What the task requires => Identify each line holding the string "Technologies" and copy it.
□ □ □
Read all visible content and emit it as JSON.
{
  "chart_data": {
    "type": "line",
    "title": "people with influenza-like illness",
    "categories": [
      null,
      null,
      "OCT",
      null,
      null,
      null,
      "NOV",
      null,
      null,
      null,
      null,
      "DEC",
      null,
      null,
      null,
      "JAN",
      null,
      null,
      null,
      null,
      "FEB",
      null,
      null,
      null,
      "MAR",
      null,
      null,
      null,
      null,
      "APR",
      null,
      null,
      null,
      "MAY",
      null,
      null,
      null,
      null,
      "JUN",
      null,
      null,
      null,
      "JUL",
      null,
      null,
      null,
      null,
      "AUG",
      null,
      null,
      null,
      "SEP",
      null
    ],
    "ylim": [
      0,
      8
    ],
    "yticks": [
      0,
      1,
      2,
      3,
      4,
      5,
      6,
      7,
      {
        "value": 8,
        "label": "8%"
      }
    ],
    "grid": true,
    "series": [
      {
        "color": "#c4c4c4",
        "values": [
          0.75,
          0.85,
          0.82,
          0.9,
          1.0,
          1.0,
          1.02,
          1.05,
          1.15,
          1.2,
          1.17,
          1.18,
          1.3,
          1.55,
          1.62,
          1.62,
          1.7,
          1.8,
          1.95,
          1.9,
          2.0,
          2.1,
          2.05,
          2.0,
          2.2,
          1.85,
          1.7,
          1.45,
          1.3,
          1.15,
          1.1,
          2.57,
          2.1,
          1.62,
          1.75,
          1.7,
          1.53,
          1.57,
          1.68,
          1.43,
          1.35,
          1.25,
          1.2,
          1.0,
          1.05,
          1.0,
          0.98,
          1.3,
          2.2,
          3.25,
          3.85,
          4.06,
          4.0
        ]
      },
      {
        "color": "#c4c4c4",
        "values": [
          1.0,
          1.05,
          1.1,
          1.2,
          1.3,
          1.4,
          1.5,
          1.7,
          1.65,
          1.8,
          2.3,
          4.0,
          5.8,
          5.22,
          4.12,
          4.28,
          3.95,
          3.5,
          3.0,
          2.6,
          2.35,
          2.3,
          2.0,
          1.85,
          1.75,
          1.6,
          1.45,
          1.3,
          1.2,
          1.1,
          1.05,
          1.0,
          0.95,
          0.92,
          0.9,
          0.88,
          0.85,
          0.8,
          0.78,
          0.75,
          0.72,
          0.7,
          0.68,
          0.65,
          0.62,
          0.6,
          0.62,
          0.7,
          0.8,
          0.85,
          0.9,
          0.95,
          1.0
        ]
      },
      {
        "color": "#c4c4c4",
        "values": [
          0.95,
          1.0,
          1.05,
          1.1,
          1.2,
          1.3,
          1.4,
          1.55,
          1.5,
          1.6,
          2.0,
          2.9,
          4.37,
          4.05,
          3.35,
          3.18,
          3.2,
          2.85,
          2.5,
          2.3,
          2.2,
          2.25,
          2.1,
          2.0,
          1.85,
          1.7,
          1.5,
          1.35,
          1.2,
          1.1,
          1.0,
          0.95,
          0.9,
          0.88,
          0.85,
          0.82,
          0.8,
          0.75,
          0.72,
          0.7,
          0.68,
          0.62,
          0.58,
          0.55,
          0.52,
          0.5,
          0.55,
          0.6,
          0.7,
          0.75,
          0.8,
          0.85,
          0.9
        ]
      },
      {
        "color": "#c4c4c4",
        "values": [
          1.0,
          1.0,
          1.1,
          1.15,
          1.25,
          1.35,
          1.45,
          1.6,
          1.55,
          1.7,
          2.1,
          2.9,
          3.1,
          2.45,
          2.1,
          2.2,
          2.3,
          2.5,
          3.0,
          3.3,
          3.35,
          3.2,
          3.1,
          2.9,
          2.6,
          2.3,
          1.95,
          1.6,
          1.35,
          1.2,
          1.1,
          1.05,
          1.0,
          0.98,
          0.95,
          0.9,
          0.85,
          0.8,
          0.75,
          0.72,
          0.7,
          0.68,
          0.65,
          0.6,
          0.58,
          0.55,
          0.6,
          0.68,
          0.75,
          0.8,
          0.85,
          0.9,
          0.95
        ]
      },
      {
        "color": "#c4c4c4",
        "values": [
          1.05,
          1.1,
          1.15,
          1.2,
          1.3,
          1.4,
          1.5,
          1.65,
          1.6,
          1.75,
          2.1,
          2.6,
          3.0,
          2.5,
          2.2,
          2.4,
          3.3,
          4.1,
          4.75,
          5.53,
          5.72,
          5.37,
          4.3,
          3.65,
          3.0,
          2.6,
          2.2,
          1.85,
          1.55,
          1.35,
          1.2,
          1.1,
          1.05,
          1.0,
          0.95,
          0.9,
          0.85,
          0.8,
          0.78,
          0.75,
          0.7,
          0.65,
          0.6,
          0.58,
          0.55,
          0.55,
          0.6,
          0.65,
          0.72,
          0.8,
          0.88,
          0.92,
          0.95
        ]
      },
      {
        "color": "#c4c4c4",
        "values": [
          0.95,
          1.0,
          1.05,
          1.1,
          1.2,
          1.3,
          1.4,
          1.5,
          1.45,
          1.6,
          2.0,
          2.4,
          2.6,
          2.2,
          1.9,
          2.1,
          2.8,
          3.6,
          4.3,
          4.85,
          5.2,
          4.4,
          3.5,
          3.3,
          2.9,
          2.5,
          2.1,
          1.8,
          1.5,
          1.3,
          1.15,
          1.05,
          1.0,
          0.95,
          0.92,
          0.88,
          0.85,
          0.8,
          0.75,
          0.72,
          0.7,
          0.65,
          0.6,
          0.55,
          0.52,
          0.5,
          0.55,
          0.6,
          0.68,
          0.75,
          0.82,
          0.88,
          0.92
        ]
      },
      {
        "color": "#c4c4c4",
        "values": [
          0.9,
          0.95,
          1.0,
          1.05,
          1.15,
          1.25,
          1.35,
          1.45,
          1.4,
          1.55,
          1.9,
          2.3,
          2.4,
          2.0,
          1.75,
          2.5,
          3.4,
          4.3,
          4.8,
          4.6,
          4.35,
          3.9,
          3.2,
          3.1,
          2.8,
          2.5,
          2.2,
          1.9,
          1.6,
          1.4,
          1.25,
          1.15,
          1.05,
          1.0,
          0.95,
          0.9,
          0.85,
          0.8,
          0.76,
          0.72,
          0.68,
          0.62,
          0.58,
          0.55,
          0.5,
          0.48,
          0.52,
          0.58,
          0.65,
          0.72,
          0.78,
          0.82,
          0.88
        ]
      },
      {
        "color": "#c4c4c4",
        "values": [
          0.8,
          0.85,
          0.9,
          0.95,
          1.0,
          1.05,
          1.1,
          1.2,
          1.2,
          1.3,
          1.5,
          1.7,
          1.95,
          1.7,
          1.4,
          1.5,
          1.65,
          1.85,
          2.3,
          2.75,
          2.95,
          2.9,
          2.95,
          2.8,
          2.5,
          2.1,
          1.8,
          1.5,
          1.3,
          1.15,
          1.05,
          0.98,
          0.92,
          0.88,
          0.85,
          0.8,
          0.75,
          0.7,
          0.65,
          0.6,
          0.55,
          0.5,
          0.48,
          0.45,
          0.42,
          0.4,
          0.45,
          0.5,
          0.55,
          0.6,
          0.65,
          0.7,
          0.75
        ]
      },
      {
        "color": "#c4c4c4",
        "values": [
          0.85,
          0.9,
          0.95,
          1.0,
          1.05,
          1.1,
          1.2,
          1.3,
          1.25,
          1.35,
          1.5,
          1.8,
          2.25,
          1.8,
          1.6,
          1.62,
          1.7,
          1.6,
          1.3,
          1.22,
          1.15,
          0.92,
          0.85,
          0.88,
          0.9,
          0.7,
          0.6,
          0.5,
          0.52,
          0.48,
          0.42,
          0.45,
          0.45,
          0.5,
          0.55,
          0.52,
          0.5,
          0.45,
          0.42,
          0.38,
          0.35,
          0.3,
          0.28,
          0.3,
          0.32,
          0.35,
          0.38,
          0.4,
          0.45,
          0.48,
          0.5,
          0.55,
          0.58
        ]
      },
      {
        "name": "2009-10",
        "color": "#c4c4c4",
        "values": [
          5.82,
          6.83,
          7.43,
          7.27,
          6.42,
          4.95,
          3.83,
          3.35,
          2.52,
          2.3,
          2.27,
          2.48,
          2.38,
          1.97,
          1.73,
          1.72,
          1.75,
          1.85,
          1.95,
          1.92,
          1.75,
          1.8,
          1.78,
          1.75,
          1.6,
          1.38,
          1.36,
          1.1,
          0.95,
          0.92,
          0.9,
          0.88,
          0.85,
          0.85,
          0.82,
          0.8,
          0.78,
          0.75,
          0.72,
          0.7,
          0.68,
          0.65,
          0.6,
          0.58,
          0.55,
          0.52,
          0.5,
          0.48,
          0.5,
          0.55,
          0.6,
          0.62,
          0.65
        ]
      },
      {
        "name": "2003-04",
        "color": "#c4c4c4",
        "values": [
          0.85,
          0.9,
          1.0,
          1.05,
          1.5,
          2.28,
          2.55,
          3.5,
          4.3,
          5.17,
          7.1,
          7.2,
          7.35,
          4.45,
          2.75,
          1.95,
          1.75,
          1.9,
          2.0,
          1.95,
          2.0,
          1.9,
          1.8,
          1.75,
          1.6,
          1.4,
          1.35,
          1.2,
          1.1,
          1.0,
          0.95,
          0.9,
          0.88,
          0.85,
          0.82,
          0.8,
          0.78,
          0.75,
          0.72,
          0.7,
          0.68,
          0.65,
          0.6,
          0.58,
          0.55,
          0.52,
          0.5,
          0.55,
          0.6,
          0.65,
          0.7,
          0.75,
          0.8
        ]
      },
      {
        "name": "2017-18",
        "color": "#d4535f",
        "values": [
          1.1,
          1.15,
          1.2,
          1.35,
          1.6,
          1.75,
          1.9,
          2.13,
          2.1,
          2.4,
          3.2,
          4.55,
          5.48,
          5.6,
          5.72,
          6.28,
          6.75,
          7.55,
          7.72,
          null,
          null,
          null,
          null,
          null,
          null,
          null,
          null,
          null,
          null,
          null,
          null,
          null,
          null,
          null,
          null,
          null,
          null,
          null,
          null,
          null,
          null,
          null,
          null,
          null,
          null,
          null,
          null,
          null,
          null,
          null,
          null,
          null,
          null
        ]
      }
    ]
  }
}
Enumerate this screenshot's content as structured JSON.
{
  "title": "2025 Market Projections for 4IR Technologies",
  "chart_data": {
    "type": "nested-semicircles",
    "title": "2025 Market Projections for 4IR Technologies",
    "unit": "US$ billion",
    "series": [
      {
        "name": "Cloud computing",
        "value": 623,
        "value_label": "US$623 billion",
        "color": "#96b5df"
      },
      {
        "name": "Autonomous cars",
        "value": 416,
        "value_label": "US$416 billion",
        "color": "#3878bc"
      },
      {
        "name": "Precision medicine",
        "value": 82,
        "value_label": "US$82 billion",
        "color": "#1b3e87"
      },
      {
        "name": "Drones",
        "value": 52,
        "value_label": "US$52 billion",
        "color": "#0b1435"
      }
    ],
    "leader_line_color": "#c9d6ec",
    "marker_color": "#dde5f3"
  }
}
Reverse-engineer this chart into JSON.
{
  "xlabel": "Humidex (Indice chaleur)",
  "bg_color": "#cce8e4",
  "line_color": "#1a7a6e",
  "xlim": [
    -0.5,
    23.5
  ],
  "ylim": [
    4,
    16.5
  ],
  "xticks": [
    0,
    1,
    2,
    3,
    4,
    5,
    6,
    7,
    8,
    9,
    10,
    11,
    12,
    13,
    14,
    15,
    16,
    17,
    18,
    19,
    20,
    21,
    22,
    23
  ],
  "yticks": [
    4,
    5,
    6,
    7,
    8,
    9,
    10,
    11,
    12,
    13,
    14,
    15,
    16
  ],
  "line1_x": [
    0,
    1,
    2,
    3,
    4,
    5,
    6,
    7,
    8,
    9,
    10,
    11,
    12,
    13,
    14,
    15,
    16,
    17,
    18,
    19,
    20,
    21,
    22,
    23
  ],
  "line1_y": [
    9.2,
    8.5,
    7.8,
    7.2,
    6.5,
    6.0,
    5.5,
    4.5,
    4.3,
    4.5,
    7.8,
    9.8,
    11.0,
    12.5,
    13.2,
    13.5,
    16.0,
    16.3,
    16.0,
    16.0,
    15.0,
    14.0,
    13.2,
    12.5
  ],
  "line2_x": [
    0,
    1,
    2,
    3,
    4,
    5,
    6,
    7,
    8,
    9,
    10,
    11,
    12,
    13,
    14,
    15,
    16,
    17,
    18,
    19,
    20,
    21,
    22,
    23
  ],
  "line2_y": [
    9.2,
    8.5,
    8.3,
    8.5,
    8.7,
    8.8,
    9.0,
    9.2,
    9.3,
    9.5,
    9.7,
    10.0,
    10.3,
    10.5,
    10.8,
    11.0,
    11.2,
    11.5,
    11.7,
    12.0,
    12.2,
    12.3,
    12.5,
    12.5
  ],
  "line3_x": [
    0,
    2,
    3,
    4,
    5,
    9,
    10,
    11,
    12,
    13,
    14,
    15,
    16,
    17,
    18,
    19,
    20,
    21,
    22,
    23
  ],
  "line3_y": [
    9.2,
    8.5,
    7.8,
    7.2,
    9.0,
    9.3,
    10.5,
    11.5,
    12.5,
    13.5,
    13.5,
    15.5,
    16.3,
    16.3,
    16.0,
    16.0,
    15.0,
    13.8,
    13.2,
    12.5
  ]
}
□ □ □
Task answer =>
  "title": "2025 Market Projections for 4IR Technologies",
    "title": "2025 Market Projections for 4IR Technologies",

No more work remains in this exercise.